Aim of the exercise:
Each line that includes the word "this" counts once; give the total and nothing more.

Extracted data entries:

• • • • •

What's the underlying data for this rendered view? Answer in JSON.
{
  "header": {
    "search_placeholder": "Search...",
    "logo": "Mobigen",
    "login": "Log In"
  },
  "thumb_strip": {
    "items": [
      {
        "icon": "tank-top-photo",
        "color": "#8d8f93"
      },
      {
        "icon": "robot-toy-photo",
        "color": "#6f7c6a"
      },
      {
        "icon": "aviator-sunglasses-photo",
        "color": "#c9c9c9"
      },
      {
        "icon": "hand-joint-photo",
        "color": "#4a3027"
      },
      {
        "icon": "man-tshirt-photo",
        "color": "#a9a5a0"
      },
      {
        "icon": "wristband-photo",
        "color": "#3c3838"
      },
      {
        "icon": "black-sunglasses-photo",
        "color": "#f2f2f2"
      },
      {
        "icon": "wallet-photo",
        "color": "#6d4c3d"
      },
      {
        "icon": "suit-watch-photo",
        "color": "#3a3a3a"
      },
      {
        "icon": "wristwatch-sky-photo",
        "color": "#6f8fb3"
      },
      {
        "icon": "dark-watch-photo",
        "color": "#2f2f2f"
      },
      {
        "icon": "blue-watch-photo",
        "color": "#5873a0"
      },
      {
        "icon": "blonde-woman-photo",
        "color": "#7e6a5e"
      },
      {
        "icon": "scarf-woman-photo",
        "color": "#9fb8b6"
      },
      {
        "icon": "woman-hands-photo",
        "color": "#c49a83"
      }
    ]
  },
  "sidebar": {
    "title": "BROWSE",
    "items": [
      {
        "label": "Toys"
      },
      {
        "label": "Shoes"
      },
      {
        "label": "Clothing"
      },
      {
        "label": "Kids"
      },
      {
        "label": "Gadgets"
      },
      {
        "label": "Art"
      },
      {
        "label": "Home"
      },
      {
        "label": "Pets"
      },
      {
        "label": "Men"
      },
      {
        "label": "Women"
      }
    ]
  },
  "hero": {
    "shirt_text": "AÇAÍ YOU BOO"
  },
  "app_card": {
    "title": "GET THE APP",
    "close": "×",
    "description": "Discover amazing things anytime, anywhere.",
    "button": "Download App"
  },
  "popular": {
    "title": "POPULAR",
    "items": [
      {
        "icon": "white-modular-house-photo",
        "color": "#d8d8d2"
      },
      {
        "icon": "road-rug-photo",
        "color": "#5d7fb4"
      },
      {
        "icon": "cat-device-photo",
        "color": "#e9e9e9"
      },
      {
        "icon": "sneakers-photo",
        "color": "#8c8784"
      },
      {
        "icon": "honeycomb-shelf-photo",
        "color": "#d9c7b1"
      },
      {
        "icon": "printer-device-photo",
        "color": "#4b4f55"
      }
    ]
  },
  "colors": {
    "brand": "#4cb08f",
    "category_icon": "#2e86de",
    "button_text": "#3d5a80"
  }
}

• • • • •

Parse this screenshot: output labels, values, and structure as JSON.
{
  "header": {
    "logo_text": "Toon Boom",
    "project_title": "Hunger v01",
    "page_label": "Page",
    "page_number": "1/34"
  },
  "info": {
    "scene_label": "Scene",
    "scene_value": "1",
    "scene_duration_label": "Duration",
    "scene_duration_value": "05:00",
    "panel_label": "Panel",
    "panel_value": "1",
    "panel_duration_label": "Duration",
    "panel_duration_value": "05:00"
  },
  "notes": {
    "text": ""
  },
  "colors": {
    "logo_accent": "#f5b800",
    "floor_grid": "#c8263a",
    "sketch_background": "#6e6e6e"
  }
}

• • • • •

Exercise output:
2